— Start EXTRACTED INFORMATION —
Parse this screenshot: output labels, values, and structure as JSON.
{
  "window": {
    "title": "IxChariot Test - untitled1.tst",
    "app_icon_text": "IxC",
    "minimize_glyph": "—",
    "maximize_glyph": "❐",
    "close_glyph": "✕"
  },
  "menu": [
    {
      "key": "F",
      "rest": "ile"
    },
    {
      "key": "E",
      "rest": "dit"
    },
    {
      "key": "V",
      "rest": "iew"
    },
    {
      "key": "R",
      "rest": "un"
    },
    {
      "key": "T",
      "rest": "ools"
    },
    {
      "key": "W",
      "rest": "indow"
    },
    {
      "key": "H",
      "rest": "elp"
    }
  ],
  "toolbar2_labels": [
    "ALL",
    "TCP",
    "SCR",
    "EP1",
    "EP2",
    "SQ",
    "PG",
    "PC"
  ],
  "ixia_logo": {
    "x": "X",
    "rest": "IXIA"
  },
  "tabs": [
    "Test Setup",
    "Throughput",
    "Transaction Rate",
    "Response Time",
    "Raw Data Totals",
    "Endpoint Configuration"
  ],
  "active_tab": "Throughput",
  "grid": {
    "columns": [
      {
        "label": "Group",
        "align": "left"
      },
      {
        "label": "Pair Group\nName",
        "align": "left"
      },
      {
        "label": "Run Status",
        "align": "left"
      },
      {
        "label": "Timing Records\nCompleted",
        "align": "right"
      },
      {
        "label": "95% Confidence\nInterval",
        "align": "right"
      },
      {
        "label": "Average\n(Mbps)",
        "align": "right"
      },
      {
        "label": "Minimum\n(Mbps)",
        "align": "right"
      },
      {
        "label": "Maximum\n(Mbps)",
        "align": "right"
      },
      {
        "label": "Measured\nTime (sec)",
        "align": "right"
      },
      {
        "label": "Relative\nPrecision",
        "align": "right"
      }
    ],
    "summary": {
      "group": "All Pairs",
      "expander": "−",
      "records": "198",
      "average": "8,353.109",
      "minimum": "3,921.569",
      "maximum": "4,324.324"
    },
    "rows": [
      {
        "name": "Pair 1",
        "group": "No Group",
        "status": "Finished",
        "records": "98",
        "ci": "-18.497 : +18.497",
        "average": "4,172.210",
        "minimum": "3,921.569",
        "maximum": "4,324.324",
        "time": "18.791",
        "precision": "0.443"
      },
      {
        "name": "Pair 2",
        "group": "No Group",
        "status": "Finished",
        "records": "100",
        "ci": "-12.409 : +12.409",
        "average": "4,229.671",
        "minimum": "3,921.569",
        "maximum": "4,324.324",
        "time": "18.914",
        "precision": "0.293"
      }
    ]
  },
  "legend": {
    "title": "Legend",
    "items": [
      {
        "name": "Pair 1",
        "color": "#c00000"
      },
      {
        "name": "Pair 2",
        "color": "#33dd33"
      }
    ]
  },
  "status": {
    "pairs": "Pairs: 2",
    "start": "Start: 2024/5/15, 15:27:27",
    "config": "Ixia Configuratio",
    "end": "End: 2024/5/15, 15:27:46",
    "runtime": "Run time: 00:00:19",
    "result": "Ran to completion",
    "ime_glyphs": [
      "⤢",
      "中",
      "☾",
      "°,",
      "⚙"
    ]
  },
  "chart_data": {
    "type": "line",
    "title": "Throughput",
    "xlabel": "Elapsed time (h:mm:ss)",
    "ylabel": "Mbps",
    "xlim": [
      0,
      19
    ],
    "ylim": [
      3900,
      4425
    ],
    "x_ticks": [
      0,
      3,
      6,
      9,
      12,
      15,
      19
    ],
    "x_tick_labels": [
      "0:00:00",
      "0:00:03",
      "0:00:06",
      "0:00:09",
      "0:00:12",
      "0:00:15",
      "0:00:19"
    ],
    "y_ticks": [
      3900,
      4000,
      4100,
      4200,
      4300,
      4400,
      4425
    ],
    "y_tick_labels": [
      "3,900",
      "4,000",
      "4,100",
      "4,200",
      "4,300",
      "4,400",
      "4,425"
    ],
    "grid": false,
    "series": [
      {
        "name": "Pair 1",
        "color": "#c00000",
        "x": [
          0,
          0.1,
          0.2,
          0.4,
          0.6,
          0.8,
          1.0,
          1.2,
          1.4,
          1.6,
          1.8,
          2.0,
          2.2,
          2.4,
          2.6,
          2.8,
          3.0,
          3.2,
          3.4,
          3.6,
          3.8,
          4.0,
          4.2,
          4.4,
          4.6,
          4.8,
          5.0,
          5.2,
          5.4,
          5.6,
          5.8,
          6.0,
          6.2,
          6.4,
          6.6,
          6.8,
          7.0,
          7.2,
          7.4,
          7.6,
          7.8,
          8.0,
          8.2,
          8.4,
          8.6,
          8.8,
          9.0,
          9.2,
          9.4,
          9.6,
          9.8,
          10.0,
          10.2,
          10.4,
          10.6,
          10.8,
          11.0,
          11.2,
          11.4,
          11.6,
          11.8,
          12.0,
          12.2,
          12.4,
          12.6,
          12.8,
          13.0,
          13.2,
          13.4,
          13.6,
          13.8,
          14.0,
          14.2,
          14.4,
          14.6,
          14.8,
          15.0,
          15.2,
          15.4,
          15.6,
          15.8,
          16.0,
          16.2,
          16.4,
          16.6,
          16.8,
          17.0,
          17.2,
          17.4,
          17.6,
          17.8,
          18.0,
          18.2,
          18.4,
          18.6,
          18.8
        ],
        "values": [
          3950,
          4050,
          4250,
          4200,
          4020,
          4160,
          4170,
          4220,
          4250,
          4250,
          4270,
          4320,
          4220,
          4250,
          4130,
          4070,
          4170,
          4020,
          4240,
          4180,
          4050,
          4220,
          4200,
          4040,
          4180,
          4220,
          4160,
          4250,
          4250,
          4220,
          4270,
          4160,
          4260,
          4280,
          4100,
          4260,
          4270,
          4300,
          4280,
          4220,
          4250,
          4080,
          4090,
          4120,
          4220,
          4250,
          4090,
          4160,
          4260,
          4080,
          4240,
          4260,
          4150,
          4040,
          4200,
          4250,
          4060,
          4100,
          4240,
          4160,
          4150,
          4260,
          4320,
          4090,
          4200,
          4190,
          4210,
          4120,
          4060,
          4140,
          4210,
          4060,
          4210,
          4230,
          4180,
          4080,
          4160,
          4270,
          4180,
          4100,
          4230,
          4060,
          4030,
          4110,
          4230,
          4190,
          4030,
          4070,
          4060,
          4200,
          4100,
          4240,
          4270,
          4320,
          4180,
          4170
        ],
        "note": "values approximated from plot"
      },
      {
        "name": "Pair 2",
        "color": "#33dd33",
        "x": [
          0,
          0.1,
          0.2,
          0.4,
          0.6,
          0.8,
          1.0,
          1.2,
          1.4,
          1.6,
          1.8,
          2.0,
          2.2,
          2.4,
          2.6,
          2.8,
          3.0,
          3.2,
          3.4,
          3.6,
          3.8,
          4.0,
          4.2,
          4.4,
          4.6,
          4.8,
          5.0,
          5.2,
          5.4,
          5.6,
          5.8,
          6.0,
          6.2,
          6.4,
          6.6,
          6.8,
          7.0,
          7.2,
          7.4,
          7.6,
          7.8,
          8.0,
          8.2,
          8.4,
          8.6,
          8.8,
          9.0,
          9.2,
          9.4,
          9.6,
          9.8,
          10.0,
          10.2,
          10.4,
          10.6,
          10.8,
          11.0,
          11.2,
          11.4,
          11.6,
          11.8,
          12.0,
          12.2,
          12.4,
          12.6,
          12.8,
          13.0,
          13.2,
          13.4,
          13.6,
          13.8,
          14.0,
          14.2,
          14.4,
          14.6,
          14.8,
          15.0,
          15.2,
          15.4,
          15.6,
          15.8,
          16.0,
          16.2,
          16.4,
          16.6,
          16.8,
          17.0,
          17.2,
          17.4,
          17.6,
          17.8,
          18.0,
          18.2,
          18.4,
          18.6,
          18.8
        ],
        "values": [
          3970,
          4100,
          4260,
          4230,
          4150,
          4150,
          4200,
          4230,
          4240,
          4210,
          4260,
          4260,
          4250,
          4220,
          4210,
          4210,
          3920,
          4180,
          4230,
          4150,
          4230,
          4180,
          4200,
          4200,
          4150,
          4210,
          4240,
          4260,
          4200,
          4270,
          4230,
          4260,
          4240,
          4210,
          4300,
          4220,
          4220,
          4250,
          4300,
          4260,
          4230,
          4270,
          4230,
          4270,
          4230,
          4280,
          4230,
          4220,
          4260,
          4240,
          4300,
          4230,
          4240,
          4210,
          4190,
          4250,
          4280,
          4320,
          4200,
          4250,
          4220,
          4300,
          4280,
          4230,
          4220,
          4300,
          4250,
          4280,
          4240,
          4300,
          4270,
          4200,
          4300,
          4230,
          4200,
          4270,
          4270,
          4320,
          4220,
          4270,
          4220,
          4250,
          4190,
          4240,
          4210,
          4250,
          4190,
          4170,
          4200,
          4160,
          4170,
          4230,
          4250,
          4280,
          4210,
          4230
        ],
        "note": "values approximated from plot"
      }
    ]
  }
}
— End EXTRACTED INFORMATION —
- [WHAT IS NEEDED] Extract every line containing the string "color" from the data above.

- [FULL RESPONSE]
        "color": "#c00000"
        "color": "#33dd33"
        "color": "#c00000",
        "color": "#33dd33",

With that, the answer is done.